_Aim of the exercise_
Pull out every line from the listing that has the word "нето".

START Exercise data

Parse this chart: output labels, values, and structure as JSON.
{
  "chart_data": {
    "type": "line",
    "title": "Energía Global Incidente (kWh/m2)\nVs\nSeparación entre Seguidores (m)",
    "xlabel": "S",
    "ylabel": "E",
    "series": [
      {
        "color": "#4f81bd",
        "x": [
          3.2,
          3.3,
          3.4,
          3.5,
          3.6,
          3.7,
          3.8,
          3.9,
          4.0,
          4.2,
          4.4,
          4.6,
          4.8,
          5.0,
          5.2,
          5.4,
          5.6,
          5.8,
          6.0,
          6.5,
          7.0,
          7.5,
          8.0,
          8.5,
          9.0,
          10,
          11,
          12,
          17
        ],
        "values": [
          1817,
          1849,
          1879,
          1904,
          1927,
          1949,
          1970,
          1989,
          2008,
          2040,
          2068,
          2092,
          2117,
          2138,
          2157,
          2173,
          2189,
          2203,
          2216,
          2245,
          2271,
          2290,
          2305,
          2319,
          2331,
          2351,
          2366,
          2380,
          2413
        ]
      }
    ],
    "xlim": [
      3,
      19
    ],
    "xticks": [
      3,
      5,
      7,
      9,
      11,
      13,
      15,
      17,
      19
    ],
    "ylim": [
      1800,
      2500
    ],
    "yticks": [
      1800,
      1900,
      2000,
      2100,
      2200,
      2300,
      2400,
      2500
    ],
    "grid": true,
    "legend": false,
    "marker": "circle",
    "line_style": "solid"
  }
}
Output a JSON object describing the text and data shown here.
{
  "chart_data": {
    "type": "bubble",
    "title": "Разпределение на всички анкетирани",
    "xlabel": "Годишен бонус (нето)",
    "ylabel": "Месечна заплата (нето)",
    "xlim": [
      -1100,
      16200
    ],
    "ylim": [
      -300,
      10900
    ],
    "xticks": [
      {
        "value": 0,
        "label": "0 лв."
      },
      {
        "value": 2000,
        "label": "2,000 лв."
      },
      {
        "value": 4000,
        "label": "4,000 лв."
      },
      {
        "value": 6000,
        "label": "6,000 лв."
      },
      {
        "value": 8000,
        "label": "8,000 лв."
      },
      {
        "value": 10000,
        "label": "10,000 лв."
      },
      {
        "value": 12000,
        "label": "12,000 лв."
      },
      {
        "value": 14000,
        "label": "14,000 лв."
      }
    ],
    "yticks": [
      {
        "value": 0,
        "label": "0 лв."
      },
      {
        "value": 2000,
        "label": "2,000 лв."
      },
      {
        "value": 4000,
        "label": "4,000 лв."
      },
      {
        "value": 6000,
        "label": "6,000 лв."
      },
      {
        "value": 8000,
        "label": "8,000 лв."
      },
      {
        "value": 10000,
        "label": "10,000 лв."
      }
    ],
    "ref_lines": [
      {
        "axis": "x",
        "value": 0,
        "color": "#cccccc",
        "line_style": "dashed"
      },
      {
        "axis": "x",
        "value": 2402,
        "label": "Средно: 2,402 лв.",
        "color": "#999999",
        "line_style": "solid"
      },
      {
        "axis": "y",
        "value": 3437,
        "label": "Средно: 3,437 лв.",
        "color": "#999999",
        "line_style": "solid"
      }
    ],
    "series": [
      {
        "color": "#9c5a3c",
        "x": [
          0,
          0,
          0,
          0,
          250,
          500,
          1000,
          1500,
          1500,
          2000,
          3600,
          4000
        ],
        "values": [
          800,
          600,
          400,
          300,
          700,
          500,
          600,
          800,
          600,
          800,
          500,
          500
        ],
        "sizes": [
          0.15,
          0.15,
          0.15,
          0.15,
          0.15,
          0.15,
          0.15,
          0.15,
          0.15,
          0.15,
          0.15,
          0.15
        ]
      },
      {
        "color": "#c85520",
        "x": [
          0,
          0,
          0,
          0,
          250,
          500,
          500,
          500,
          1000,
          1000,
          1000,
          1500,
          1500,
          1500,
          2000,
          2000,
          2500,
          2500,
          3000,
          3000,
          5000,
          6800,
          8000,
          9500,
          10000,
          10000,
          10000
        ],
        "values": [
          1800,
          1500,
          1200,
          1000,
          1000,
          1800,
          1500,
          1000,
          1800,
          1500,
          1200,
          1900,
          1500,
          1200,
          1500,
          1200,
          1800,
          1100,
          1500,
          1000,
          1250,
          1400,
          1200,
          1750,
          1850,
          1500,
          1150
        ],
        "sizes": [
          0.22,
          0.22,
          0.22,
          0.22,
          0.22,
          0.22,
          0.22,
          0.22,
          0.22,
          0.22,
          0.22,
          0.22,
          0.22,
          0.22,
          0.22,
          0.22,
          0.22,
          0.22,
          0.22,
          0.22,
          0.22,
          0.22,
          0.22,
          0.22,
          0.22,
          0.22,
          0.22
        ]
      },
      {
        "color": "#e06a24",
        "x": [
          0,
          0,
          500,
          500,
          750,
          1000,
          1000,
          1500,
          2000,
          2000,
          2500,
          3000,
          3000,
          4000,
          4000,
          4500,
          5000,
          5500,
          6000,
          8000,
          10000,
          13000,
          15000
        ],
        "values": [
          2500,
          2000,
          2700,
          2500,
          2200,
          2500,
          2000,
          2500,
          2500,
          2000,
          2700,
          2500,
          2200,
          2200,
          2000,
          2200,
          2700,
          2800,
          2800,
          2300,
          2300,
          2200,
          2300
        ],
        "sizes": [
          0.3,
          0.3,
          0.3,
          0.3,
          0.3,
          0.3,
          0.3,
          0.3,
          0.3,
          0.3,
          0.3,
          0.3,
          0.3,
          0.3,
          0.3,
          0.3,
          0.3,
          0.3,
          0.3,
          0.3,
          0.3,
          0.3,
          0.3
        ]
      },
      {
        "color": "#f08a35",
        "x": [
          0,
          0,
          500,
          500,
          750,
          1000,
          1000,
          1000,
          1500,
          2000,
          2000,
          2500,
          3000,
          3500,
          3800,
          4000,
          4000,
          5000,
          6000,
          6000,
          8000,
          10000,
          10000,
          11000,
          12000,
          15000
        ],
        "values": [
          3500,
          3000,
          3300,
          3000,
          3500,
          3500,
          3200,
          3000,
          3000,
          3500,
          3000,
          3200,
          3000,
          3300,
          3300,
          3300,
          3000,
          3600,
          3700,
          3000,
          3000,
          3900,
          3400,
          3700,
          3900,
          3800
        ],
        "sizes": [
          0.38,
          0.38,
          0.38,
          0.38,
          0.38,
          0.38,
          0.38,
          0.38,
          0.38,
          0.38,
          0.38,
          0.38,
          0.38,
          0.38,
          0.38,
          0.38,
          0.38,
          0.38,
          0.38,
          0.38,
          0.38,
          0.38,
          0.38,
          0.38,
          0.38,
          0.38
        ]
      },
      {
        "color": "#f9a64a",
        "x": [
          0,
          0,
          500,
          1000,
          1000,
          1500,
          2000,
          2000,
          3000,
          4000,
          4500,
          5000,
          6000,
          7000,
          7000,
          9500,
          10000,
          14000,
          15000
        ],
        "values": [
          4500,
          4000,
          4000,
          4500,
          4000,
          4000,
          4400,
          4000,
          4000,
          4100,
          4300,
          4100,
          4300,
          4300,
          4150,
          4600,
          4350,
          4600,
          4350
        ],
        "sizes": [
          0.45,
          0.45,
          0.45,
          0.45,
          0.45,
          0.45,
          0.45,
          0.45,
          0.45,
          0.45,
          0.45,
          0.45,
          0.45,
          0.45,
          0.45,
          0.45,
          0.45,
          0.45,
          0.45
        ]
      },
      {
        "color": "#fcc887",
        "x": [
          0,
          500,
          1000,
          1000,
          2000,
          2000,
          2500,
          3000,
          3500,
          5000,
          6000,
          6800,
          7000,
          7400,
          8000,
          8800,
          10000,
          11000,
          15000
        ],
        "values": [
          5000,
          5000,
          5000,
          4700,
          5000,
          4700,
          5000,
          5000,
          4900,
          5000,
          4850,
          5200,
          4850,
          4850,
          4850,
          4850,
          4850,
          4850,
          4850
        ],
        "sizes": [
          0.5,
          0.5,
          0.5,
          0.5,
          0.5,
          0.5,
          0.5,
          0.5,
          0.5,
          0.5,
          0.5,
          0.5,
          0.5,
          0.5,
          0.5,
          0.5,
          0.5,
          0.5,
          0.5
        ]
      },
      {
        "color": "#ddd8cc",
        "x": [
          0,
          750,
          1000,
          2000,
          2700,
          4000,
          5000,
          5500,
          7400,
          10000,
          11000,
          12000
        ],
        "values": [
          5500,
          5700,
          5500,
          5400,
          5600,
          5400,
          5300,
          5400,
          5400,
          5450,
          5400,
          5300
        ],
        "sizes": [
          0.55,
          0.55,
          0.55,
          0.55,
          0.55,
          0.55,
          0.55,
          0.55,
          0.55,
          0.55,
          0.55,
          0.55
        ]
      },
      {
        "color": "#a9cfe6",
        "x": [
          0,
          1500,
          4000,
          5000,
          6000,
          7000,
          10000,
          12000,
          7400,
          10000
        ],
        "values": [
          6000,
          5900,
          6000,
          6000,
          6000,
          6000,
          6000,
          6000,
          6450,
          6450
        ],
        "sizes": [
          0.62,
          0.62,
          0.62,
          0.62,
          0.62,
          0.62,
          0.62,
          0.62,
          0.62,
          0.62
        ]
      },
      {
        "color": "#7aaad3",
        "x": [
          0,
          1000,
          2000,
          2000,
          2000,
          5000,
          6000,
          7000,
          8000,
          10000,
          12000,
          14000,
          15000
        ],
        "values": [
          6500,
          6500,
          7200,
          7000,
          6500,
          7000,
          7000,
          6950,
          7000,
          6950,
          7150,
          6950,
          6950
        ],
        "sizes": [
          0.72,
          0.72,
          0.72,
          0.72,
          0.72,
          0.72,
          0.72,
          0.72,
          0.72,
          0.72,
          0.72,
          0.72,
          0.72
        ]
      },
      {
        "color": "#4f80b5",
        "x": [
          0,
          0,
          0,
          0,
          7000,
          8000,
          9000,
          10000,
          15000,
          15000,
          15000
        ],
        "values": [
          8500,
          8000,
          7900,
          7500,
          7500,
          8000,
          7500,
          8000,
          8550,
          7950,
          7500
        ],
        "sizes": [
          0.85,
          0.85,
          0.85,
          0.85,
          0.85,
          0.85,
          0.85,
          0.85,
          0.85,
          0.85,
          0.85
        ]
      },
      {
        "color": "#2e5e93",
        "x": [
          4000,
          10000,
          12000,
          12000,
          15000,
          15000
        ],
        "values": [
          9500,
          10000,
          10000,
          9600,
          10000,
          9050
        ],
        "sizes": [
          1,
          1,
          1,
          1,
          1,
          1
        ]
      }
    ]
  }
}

END Exercise data

_Exercise output_
    "xlabel": "Годишен бонус (нето)",
    "ylabel": "Месечна заплата (нето)",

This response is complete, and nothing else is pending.